Data excerpts ::
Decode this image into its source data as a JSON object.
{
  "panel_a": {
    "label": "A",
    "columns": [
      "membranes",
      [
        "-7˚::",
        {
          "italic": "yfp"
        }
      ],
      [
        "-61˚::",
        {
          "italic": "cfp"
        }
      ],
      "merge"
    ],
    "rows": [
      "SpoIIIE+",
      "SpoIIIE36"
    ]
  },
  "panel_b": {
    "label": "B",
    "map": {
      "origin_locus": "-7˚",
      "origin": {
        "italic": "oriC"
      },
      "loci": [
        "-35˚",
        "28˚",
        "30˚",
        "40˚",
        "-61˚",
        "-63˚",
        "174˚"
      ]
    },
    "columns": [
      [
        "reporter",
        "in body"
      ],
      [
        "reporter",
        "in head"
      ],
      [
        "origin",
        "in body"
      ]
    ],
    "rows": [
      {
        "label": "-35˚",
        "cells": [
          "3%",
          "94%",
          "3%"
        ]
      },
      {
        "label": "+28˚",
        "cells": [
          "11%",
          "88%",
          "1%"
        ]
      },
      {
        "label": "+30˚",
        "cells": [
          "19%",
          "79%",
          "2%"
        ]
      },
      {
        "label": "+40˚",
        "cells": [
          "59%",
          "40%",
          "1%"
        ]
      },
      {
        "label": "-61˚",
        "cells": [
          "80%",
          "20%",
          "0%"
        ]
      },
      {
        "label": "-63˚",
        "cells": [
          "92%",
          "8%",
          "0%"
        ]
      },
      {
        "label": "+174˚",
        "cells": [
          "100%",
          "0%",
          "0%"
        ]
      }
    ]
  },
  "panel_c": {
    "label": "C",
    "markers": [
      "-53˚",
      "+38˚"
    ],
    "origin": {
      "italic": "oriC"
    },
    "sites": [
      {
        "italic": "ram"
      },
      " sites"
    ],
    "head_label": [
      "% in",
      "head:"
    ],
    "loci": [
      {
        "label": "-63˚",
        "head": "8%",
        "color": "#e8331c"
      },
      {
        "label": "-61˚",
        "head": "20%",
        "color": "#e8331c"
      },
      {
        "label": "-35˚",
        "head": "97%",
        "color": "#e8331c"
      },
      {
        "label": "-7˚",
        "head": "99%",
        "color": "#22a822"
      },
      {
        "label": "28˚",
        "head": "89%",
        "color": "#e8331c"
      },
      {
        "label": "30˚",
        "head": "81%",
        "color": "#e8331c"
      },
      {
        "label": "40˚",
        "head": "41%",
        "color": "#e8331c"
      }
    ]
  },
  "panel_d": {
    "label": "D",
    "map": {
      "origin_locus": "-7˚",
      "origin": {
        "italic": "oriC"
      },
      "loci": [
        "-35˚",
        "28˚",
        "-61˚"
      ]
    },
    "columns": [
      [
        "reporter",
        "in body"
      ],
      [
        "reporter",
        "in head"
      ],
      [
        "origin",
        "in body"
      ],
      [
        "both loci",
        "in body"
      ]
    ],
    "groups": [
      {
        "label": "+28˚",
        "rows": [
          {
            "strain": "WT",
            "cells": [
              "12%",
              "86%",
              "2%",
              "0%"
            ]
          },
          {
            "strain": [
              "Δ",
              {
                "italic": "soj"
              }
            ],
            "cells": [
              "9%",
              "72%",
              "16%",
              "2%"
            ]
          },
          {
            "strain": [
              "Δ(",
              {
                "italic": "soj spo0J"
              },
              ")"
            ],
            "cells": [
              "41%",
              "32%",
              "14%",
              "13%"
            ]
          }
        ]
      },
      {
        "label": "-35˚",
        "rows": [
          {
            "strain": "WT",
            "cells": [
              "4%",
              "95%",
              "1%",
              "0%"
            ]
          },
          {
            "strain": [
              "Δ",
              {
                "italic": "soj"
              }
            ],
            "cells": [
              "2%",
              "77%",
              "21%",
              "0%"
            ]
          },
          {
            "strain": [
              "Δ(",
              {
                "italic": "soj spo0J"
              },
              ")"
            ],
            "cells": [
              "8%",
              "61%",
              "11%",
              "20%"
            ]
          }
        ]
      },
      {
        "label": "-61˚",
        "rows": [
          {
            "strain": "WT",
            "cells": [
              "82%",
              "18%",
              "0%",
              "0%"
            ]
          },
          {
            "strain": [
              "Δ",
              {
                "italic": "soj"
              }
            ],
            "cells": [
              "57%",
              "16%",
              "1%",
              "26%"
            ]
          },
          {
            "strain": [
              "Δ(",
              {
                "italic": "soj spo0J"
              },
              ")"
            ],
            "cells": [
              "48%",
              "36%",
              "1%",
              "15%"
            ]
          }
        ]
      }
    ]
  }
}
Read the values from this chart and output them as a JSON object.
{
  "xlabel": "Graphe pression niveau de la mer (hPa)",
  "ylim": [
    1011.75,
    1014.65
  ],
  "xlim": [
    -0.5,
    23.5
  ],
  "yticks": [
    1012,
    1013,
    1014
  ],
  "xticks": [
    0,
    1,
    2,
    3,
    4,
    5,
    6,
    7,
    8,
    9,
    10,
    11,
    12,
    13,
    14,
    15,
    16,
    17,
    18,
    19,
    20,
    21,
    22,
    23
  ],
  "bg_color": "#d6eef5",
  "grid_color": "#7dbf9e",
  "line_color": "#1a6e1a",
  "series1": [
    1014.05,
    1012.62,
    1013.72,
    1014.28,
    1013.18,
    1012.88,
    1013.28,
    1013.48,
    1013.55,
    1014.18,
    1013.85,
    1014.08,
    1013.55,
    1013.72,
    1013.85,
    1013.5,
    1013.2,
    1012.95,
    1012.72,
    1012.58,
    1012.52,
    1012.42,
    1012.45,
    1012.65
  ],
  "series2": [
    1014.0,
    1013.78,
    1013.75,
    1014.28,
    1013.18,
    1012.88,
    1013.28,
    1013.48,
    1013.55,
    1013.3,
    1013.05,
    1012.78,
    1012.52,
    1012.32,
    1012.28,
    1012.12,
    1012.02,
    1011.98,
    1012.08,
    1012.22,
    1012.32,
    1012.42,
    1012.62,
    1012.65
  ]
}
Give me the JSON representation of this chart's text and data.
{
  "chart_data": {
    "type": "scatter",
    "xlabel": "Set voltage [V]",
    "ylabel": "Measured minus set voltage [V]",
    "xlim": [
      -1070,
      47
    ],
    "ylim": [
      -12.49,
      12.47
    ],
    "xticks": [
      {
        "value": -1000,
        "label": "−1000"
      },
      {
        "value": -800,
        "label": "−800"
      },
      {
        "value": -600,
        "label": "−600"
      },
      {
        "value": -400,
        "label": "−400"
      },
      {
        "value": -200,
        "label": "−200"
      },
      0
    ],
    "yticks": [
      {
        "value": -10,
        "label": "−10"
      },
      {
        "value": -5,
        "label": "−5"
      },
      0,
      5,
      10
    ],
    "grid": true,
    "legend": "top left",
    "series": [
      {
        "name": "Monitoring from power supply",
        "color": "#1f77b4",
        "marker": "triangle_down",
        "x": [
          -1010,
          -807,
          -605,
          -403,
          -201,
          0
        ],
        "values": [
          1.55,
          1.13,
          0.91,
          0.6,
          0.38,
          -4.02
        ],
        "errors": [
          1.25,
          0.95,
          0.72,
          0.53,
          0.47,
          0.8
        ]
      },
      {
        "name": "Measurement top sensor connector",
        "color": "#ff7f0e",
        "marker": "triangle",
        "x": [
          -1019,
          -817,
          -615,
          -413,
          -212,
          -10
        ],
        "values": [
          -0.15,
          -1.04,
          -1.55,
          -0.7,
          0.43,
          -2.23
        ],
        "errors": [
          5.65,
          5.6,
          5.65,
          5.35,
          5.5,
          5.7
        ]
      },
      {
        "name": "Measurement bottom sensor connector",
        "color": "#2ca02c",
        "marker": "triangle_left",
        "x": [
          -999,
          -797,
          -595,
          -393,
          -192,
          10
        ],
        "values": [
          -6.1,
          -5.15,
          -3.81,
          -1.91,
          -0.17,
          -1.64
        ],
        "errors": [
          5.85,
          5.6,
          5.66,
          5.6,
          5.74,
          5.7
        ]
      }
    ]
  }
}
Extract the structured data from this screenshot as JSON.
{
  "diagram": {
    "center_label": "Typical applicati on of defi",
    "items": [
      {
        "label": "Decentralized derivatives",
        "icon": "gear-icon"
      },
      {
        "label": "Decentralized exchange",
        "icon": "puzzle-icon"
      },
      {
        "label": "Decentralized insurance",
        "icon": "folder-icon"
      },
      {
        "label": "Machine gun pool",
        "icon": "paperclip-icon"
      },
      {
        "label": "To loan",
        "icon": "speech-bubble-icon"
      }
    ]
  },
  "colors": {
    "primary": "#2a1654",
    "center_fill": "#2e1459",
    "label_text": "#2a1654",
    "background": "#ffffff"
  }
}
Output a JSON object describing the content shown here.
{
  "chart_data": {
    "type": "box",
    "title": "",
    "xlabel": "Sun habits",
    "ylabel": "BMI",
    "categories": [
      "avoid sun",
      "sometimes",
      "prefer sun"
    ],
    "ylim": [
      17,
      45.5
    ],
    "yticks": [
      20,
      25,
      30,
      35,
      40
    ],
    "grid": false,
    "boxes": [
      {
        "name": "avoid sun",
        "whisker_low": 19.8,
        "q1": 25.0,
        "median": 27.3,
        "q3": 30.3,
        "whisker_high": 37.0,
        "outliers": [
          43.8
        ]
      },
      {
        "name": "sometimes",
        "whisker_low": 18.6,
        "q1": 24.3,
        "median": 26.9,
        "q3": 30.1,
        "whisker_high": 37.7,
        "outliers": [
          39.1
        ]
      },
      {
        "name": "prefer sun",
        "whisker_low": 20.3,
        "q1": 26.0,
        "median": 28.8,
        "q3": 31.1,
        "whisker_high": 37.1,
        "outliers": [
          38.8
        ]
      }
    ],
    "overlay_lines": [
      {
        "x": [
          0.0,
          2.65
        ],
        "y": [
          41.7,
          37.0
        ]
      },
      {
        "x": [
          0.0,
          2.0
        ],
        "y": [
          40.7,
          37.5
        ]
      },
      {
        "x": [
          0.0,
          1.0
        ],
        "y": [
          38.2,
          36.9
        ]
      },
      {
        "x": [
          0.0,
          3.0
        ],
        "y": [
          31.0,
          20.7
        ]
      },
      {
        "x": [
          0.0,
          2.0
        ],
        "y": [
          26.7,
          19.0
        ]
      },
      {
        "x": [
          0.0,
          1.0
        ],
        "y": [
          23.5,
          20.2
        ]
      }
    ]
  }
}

Exercise description :: Lines that hold the word "sensor" are the ones to return, every one of them.

Task solution ::
        "name": "Measurement top sensor connector",
        "name": "Measurement bottom sensor connector",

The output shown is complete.